:: TASK REQUIREMENTS ::
Reproduce the listing exactly and skip over any pictures.

*-*-*

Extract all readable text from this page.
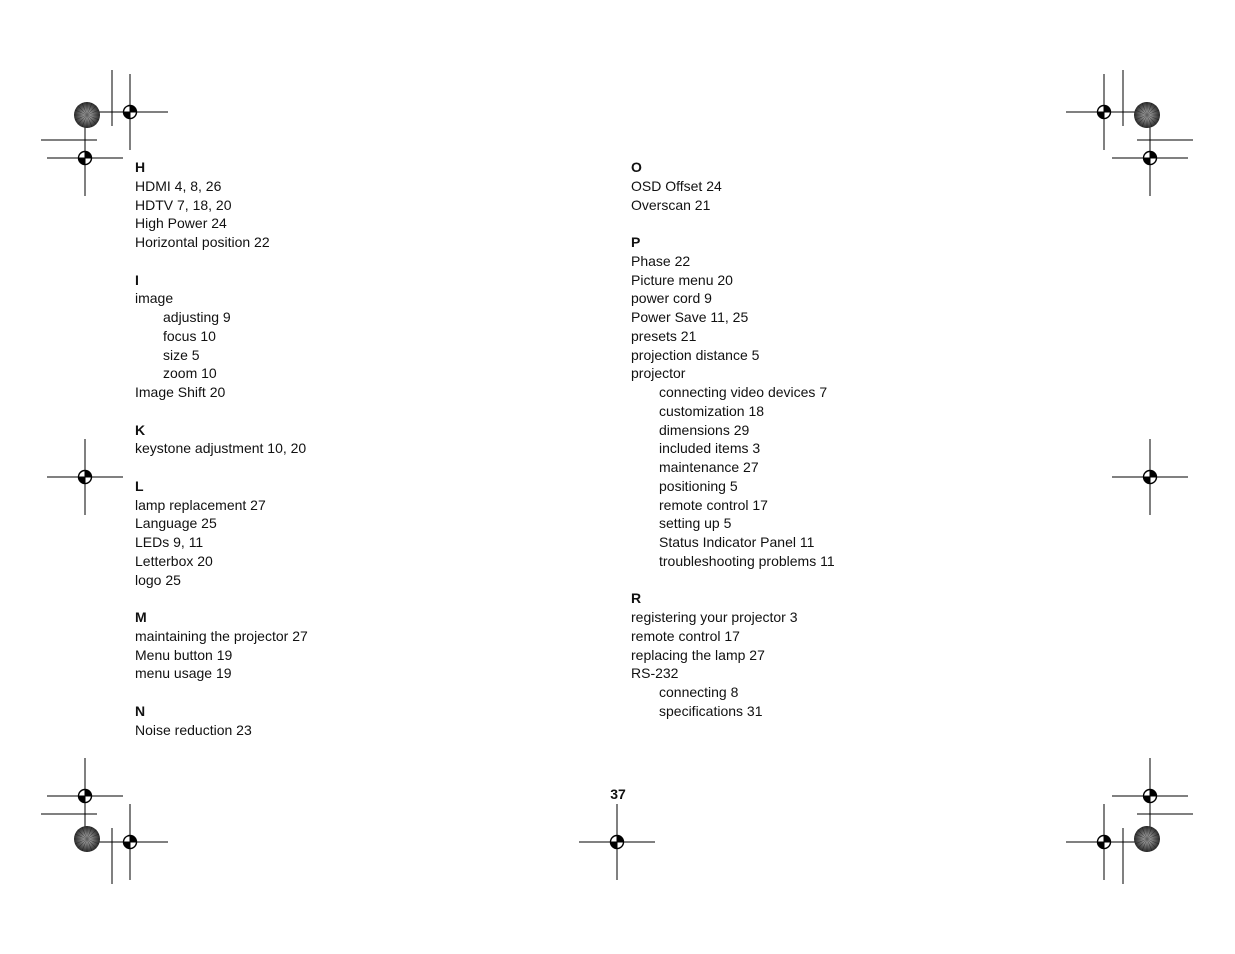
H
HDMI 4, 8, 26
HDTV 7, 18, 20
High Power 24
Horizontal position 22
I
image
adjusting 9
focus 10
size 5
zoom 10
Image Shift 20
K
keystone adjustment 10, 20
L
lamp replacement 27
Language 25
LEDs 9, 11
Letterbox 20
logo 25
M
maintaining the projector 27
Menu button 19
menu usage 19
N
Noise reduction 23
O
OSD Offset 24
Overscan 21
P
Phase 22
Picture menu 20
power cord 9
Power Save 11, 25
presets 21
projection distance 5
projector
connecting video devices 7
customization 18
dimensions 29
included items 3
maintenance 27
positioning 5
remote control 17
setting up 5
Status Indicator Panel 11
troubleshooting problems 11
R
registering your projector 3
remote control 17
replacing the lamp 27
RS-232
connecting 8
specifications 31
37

*-*-*

:: ANSWER TO THIS EXERCISE ::
Extract all readable text from this page.
H
HDMI 4, 8, 26
HDTV 7, 18, 20
High Power 24
Horizontal position 22
I
image
adjusting 9
focus 10
size 5
zoom 10
Image Shift 20
K
keystone adjustment 10, 20
L
lamp replacement 27
Language 25
LEDs 9, 11
Letterbox 20
logo 25
M
maintaining the projector 27
Menu button 19
menu usage 19
N
Noise reduction 23
O
OSD Offset 24
Overscan 21
P
Phase 22
Picture menu 20
power cord 9
Power Save 11, 25
presets 21
projection distance 5
projector
connecting video devices 7
customization 18
dimensions 29
included items 3
maintenance 27
positioning 5
remote control 17
setting up 5
Status Indicator Panel 11
troubleshooting problems 11
R
registering your projector 3
remote control 17
replacing the lamp 27
RS-232
connecting 8
specifications 31
37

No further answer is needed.